↓↓↓
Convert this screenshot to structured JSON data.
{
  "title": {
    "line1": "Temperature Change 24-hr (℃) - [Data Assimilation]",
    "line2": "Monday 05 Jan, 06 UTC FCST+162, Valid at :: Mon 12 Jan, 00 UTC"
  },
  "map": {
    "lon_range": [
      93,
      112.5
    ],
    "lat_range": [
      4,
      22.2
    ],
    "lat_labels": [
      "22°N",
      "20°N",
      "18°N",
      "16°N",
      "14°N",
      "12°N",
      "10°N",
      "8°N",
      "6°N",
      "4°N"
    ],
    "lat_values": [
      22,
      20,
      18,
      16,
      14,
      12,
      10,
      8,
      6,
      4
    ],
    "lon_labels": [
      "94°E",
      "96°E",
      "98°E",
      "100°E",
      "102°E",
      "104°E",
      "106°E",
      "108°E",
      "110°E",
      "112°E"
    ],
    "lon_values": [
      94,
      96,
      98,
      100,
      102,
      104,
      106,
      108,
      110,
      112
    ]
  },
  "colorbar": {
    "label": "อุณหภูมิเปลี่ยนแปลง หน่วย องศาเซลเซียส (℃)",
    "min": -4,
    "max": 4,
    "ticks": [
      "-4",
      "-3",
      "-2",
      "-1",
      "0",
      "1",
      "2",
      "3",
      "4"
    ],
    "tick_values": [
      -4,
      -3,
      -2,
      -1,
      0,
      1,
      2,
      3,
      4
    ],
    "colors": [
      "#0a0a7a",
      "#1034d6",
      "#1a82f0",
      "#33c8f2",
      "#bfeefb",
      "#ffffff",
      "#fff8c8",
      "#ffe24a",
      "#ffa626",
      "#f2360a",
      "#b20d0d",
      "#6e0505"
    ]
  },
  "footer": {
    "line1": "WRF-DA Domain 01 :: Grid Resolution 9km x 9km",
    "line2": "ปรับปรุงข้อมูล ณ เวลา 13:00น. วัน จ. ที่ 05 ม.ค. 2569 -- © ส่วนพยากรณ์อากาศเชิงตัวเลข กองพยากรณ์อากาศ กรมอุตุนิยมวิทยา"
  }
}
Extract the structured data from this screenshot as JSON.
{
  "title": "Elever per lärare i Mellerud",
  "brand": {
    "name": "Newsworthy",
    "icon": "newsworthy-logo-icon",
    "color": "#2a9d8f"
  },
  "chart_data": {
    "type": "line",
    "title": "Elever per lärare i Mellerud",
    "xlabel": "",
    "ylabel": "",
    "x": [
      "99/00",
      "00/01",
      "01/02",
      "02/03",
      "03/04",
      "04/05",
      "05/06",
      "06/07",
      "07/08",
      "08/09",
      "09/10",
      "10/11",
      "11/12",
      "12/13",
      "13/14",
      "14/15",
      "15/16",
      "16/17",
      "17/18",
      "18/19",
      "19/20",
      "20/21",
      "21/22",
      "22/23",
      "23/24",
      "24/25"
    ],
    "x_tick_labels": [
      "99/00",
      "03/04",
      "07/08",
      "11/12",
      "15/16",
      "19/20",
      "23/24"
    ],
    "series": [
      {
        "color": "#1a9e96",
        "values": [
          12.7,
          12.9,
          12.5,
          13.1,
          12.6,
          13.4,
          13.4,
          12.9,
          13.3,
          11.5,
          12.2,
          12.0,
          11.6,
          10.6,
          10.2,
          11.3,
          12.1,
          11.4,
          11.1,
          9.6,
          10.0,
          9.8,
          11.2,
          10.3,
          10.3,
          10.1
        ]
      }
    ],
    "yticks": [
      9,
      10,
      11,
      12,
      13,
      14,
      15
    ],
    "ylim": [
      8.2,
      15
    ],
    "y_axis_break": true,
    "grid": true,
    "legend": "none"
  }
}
↑↑↑
[Task objective]: Go through the records and pull out each line that includes the word "screenshot".

[Solution below]:
Convert this screenshot to structured JSON data.
Extract the structured data from this screenshot as JSON.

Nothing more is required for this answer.